To do
Reproduce every line of the records below with no changes.

Records:
____

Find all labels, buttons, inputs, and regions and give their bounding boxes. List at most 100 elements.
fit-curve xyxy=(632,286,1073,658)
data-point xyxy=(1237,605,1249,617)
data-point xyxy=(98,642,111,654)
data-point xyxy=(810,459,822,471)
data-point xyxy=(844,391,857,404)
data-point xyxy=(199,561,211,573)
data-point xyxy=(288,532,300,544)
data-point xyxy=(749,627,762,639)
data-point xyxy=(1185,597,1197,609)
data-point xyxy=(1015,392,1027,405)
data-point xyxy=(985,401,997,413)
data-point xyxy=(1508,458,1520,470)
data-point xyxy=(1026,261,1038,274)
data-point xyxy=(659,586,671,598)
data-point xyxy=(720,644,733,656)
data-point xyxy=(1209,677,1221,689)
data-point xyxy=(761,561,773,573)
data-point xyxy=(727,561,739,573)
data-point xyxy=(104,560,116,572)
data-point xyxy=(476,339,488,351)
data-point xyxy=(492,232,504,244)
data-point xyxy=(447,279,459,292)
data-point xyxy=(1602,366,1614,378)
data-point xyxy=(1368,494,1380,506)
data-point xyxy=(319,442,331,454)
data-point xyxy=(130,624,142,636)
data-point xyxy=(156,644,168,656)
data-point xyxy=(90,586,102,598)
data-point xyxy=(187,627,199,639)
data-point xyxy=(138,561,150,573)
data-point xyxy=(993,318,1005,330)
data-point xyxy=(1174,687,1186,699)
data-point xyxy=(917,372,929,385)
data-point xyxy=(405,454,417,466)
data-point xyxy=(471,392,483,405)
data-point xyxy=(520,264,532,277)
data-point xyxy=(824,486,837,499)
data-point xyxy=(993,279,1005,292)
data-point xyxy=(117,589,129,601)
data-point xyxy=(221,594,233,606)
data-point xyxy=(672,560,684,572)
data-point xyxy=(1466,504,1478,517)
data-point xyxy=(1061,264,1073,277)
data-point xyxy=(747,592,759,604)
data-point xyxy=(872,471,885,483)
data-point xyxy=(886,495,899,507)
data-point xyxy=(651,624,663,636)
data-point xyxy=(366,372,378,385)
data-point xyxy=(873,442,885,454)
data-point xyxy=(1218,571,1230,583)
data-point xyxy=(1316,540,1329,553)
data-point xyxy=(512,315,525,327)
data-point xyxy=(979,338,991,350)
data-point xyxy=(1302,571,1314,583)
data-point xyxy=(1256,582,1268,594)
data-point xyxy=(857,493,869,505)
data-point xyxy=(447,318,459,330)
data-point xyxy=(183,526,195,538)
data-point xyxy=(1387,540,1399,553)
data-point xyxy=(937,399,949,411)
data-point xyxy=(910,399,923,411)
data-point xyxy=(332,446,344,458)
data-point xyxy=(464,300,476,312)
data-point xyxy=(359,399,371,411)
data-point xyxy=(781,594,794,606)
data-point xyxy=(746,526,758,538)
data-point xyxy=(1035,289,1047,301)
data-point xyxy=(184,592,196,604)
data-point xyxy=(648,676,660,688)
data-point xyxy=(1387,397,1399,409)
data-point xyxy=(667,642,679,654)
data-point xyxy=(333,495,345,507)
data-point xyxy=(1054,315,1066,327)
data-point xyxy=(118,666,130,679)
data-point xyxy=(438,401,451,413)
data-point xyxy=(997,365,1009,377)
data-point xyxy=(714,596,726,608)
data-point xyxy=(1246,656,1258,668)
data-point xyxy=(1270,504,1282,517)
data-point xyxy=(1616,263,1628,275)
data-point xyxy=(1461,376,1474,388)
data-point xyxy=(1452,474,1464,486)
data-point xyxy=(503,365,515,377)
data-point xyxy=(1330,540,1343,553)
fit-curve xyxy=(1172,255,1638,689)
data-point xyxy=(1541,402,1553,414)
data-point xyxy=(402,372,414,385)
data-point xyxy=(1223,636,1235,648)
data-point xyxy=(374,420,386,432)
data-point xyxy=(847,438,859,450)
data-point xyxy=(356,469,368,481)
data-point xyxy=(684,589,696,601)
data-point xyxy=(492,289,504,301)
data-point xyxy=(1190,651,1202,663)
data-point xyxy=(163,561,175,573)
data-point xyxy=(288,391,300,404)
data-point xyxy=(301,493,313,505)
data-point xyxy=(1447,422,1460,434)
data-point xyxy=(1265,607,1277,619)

____

The reply
Find all labels, buttons, inputs, and regions and give their bounding boxes. List at most 100 elements.
fit-curve xyxy=(632,286,1073,658)
data-point xyxy=(1237,605,1249,617)
data-point xyxy=(98,642,111,654)
data-point xyxy=(810,459,822,471)
data-point xyxy=(844,391,857,404)
data-point xyxy=(199,561,211,573)
data-point xyxy=(288,532,300,544)
data-point xyxy=(749,627,762,639)
data-point xyxy=(1185,597,1197,609)
data-point xyxy=(1015,392,1027,405)
data-point xyxy=(985,401,997,413)
data-point xyxy=(1508,458,1520,470)
data-point xyxy=(1026,261,1038,274)
data-point xyxy=(659,586,671,598)
data-point xyxy=(720,644,733,656)
data-point xyxy=(1209,677,1221,689)
data-point xyxy=(761,561,773,573)
data-point xyxy=(727,561,739,573)
data-point xyxy=(104,560,116,572)
data-point xyxy=(476,339,488,351)
data-point xyxy=(492,232,504,244)
data-point xyxy=(447,279,459,292)
data-point xyxy=(1602,366,1614,378)
data-point xyxy=(1368,494,1380,506)
data-point xyxy=(319,442,331,454)
data-point xyxy=(130,624,142,636)
data-point xyxy=(156,644,168,656)
data-point xyxy=(90,586,102,598)
data-point xyxy=(187,627,199,639)
data-point xyxy=(138,561,150,573)
data-point xyxy=(993,318,1005,330)
data-point xyxy=(1174,687,1186,699)
data-point xyxy=(917,372,929,385)
data-point xyxy=(405,454,417,466)
data-point xyxy=(471,392,483,405)
data-point xyxy=(520,264,532,277)
data-point xyxy=(824,486,837,499)
data-point xyxy=(993,279,1005,292)
data-point xyxy=(117,589,129,601)
data-point xyxy=(221,594,233,606)
data-point xyxy=(672,560,684,572)
data-point xyxy=(1466,504,1478,517)
data-point xyxy=(1061,264,1073,277)
data-point xyxy=(747,592,759,604)
data-point xyxy=(872,471,885,483)
data-point xyxy=(886,495,899,507)
data-point xyxy=(651,624,663,636)
data-point xyxy=(366,372,378,385)
data-point xyxy=(873,442,885,454)
data-point xyxy=(1218,571,1230,583)
data-point xyxy=(1316,540,1329,553)
data-point xyxy=(512,315,525,327)
data-point xyxy=(979,338,991,350)
data-point xyxy=(1302,571,1314,583)
data-point xyxy=(1256,582,1268,594)
data-point xyxy=(857,493,869,505)
data-point xyxy=(447,318,459,330)
data-point xyxy=(183,526,195,538)
data-point xyxy=(1387,540,1399,553)
data-point xyxy=(937,399,949,411)
data-point xyxy=(910,399,923,411)
data-point xyxy=(332,446,344,458)
data-point xyxy=(464,300,476,312)
data-point xyxy=(359,399,371,411)
data-point xyxy=(781,594,794,606)
data-point xyxy=(746,526,758,538)
data-point xyxy=(1035,289,1047,301)
data-point xyxy=(184,592,196,604)
data-point xyxy=(648,676,660,688)
data-point xyxy=(1387,397,1399,409)
data-point xyxy=(667,642,679,654)
data-point xyxy=(333,495,345,507)
data-point xyxy=(1054,315,1066,327)
data-point xyxy=(118,666,130,679)
data-point xyxy=(438,401,451,413)
data-point xyxy=(997,365,1009,377)
data-point xyxy=(714,596,726,608)
data-point xyxy=(1246,656,1258,668)
data-point xyxy=(1270,504,1282,517)
data-point xyxy=(1616,263,1628,275)
data-point xyxy=(1461,376,1474,388)
data-point xyxy=(1452,474,1464,486)
data-point xyxy=(503,365,515,377)
data-point xyxy=(1330,540,1343,553)
fit-curve xyxy=(1172,255,1638,689)
data-point xyxy=(1541,402,1553,414)
data-point xyxy=(402,372,414,385)
data-point xyxy=(1223,636,1235,648)
data-point xyxy=(374,420,386,432)
data-point xyxy=(847,438,859,450)
data-point xyxy=(356,469,368,481)
data-point xyxy=(684,589,696,601)
data-point xyxy=(492,289,504,301)
data-point xyxy=(1190,651,1202,663)
data-point xyxy=(163,561,175,573)
data-point xyxy=(288,391,300,404)
data-point xyxy=(301,493,313,505)
data-point xyxy=(1447,422,1460,434)
data-point xyxy=(1265,607,1277,619)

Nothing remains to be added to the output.